DATA FOR THE TASK:
──────────

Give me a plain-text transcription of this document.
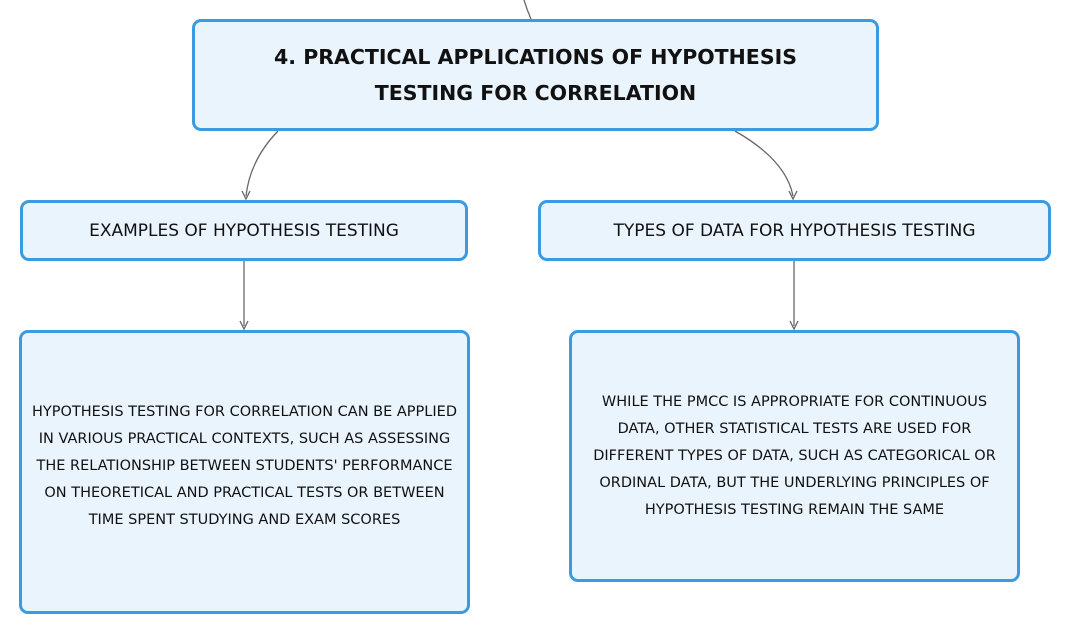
4. PRACTICAL APPLICATIONS OF HYPOTHESIS TESTING FOR CORRELATION
EXAMPLES OF HYPOTHESIS TESTING	TYPES OF DATA FOR HYPOTHESIS TESTING
HYPOTHESIS TESTING FOR CORRELATION CAN BE APPLIED IN VARIOUS PRACTICAL CONTEXTS, SUCH AS ASSESSING THE RELATIONSHIP BETWEEN STUDENTS' PERFORMANCE ON THEORETICAL AND PRACTICAL TESTS OR BETWEEN TIME SPENT STUDYING AND EXAM SCORES
WHILE THE PMCC IS APPROPRIATE FOR CONTINUOUS DATA, OTHER STATISTICAL TESTS ARE USED FOR DIFFERENT TYPES OF DATA, SUCH AS CATEGORICAL OR ORDINAL DATA, BUT THE UNDERLYING PRINCIPLES OF HYPOTHESIS TESTING REMAIN THE SAME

──────────

WHAT IS NEEDED:
Each line holding "CORRELATION" must be found and copied.

FINISHED TASK:
4. PRACTICAL APPLICATIONS OF HYPOTHESIS TESTING FOR CORRELATION
HYPOTHESIS TESTING FOR CORRELATION CAN BE APPLIED IN VARIOUS PRACTICAL CONTEXTS, SUCH AS ASSESSING THE RELATIONSHIP BETWEEN STUDENTS' PERFORMANCE ON THEORETICAL AND PRACTICAL TESTS OR BETWEEN TIME SPENT STUDYING AND EXAM SCORES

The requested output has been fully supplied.